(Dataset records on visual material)

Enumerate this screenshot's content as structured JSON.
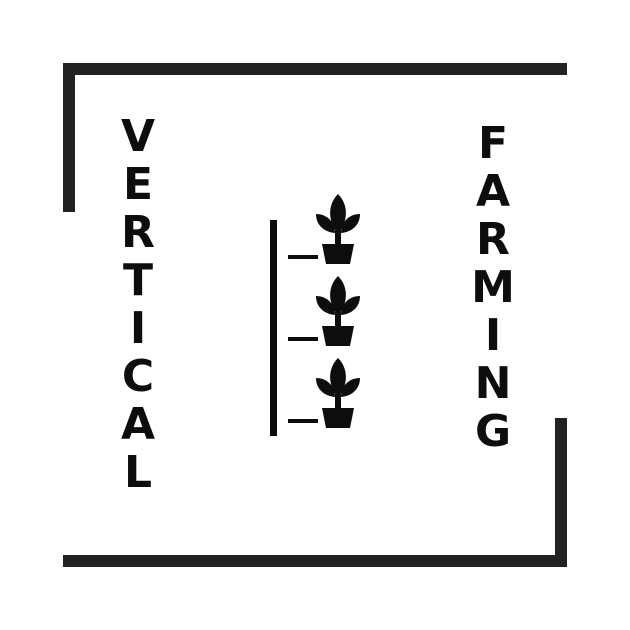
{
  "logo": {
    "left_word": "VERTICAL",
    "right_word": "FARMING",
    "colors": {
      "ink": "#0d0d0d",
      "frame": "#222222",
      "background": "#ffffff"
    },
    "icon": "vertical-plant-rack-icon",
    "plant_count": 3
  }
}
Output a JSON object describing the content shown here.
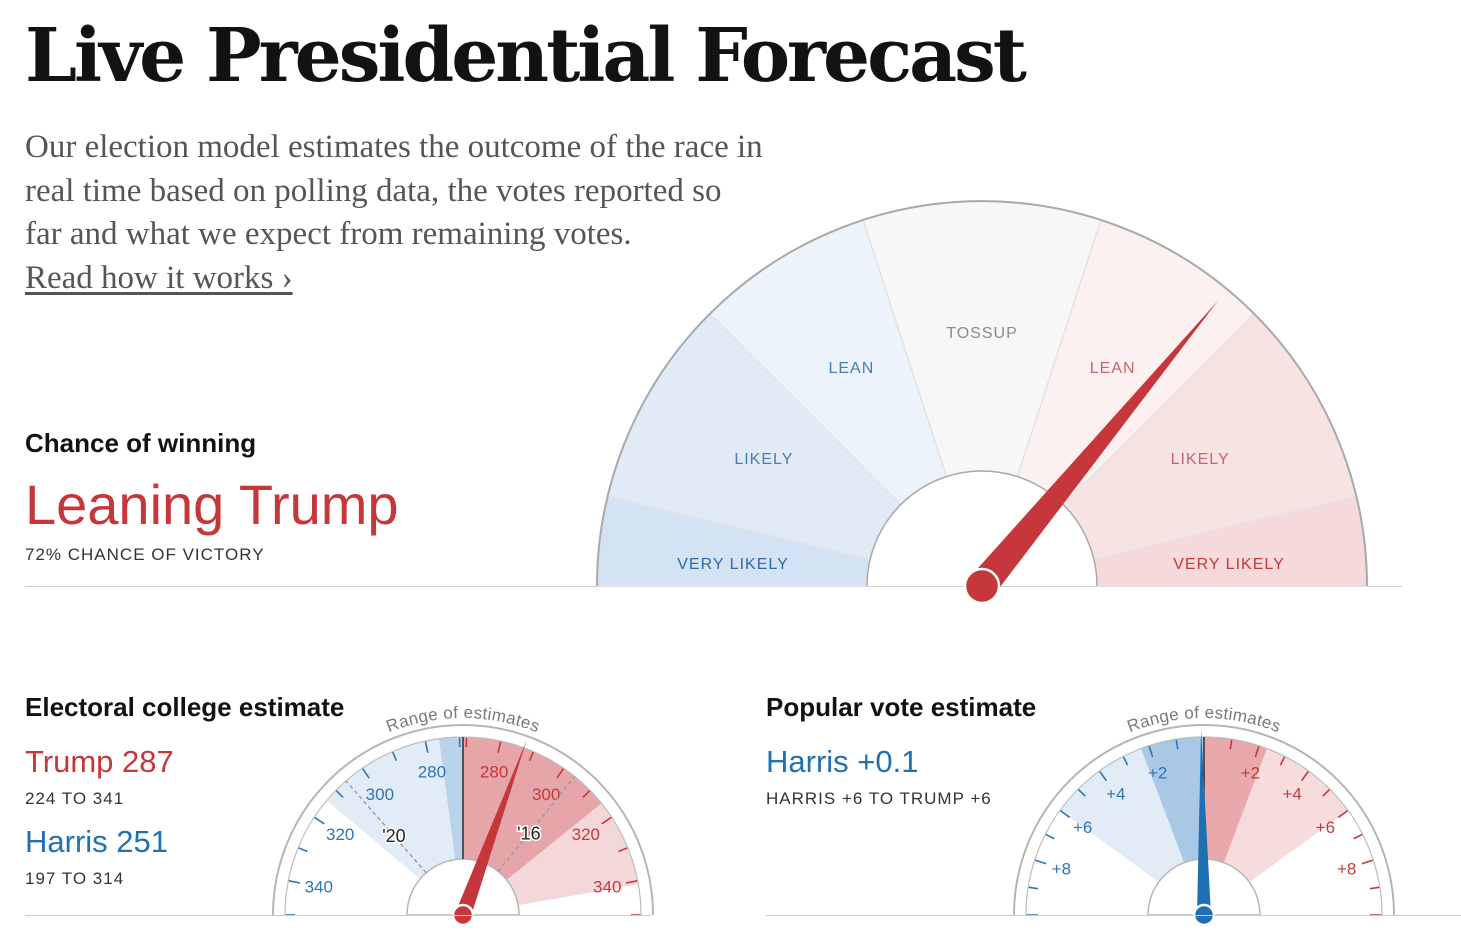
{
  "header": {
    "title": "Live Presidential Forecast",
    "intro_lines": [
      "Our election model estimates the outcome of the race in",
      "real time based on polling data, the votes reported so",
      "far and what we expect from remaining votes."
    ],
    "read_more": "Read how it works ›"
  },
  "chance": {
    "label": "Chance of winning",
    "headline": "Leaning Trump",
    "subtext": "72% CHANCE OF VICTORY"
  },
  "electoral": {
    "title": "Electoral college estimate",
    "trump": {
      "label": "Trump 287",
      "range": "224 TO 341"
    },
    "harris": {
      "label": "Harris 251",
      "range": "197 TO 314"
    }
  },
  "popular": {
    "title": "Popular vote estimate",
    "headline": "Harris +0.1",
    "range": "HARRIS +6 TO TRUMP +6"
  },
  "colors": {
    "red": "#c5373b",
    "blue": "#2170b0",
    "red_very_likely": "#f6d9da",
    "red_likely": "#f8e3e3",
    "red_lean": "#fcf0f0",
    "tossup": "#f7f7f7",
    "blue_lean": "#edf3fa",
    "blue_likely": "#e0ebf7",
    "blue_very_likely": "#d3e3f3"
  },
  "chart_data": [
    {
      "type": "gauge",
      "title": "Chance of winning",
      "segments": [
        {
          "label": "VERY LIKELY",
          "side": "harris",
          "range": [
            0,
            7.5
          ]
        },
        {
          "label": "LIKELY",
          "side": "harris",
          "range": [
            7.5,
            25
          ]
        },
        {
          "label": "LEAN",
          "side": "harris",
          "range": [
            25,
            40
          ]
        },
        {
          "label": "TOSSUP",
          "side": "neutral",
          "range": [
            40,
            60
          ]
        },
        {
          "label": "LEAN",
          "side": "trump",
          "range": [
            60,
            75
          ]
        },
        {
          "label": "LIKELY",
          "side": "trump",
          "range": [
            75,
            92.5
          ]
        },
        {
          "label": "VERY LIKELY",
          "side": "trump",
          "range": [
            92.5,
            100
          ]
        }
      ],
      "needle_trump_pct": 72,
      "needle_label": "72% CHANCE OF VICTORY"
    },
    {
      "type": "gauge",
      "title": "Electoral college estimate",
      "arc_label": "Range of estimates",
      "domain": [
        350,
        350
      ],
      "tick_labels_harris": [
        "280",
        "300",
        "320",
        "340"
      ],
      "tick_labels_trump": [
        "280",
        "300",
        "320",
        "340"
      ],
      "trump_estimate": 287,
      "trump_range": [
        224,
        341
      ],
      "harris_estimate": 251,
      "harris_range": [
        197,
        314
      ],
      "reference_markers": [
        {
          "label": "'20",
          "trump_ev": 232
        },
        {
          "label": "'16",
          "trump_ev": 304
        }
      ]
    },
    {
      "type": "gauge",
      "title": "Popular vote estimate",
      "arc_label": "Range of estimates",
      "domain": [
        -10,
        10
      ],
      "tick_labels_harris": [
        "+2",
        "+4",
        "+6",
        "+8"
      ],
      "tick_labels_trump": [
        "+2",
        "+4",
        "+6",
        "+8"
      ],
      "estimate": "Harris +0.1",
      "estimate_value": -0.1,
      "range": [
        -6,
        6
      ]
    }
  ]
}
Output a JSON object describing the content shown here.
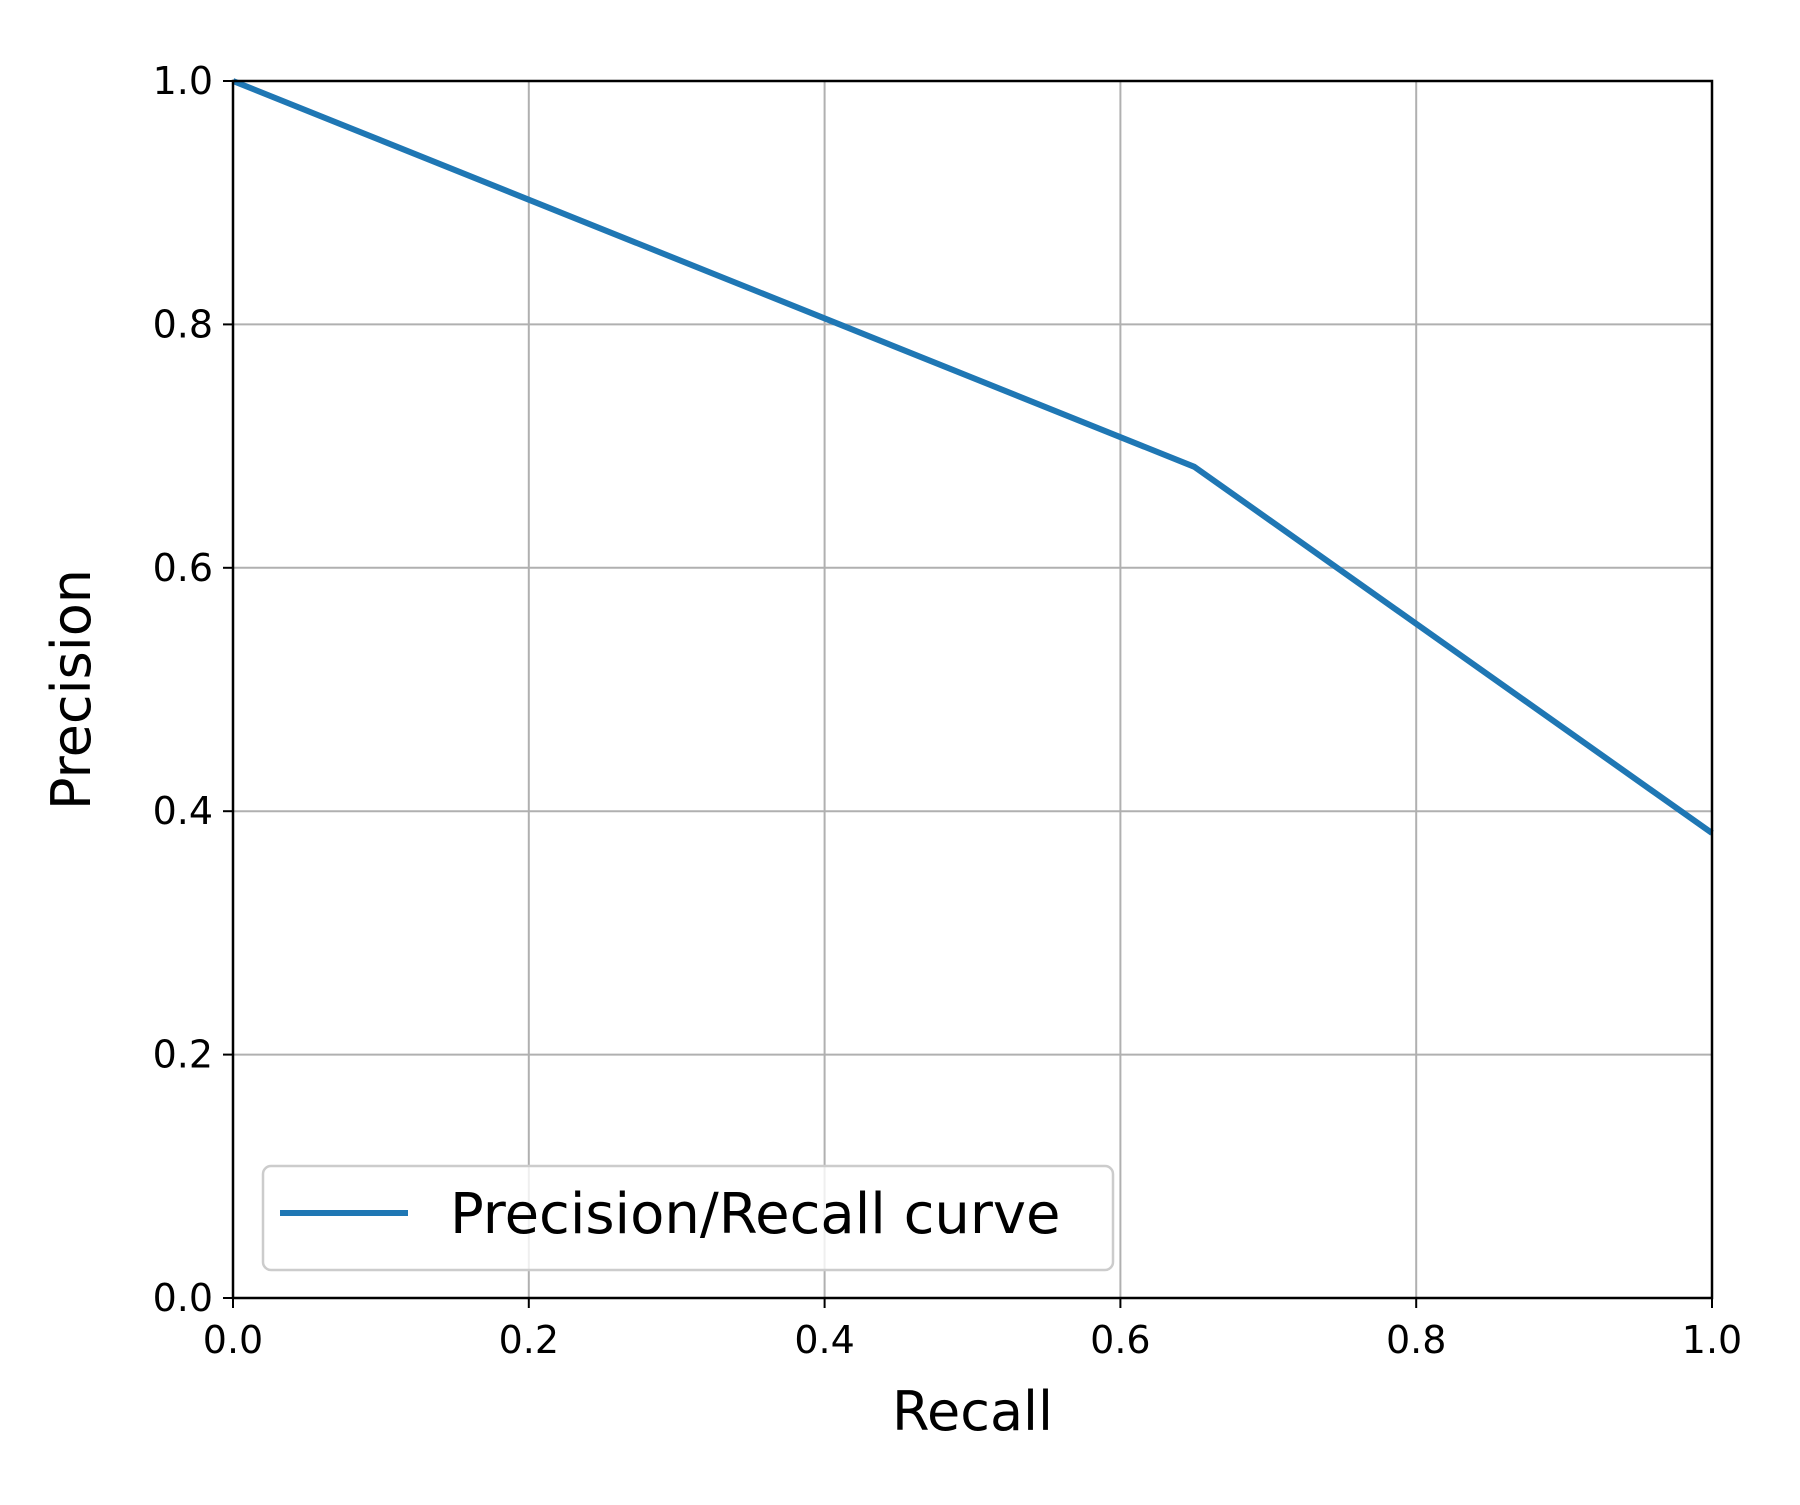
{
  "chart_data": {
    "type": "line",
    "title": "",
    "xlabel": "Recall",
    "ylabel": "Precision",
    "xlim": [
      0.0,
      1.0
    ],
    "ylim": [
      0.0,
      1.0
    ],
    "x_ticks": [
      "0.0",
      "0.2",
      "0.4",
      "0.6",
      "0.8",
      "1.0"
    ],
    "y_ticks": [
      "0.0",
      "0.2",
      "0.4",
      "0.6",
      "0.8",
      "1.0"
    ],
    "grid": true,
    "legend_position": "lower-left",
    "series": [
      {
        "name": "Precision/Recall curve",
        "color": "#1f77b4",
        "points": [
          {
            "x": 0.0,
            "y": 1.0
          },
          {
            "x": 0.65,
            "y": 0.683
          },
          {
            "x": 1.0,
            "y": 0.382
          }
        ]
      }
    ]
  }
}
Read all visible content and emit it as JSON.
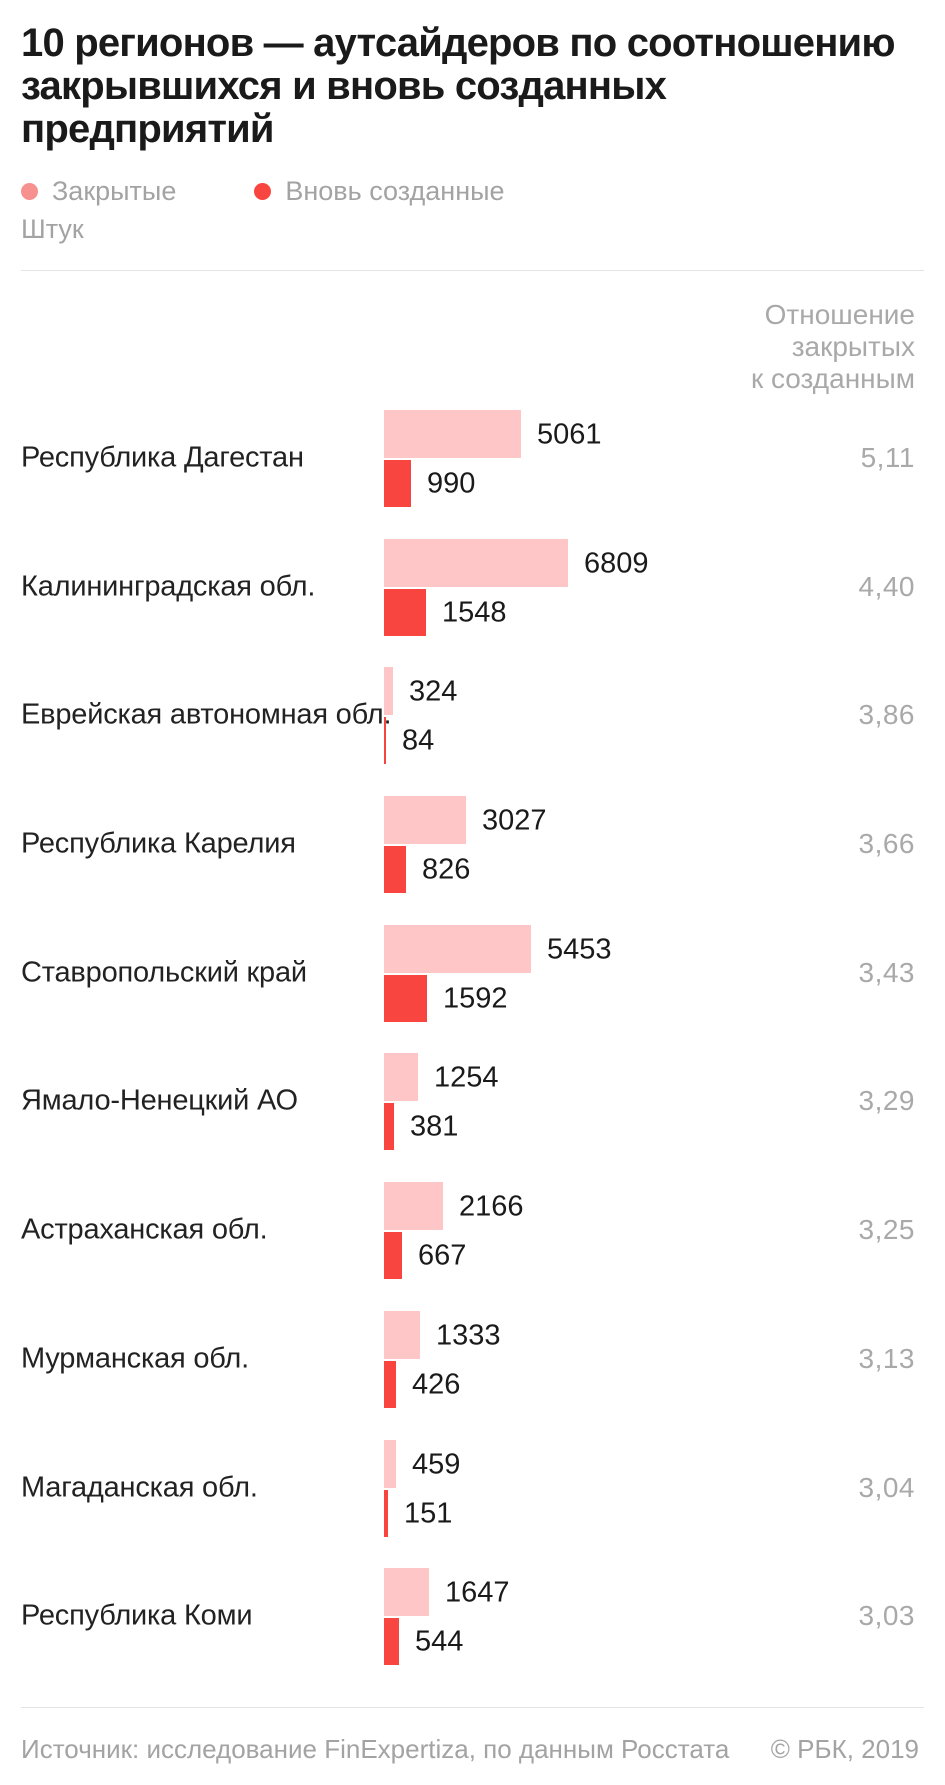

**Work instructions:** Copy every line from the records above that contains the word "votes".

**Complete answer:**
      "real time based on polling data, the votes reported so",
      "far and what we expect from remaining votes."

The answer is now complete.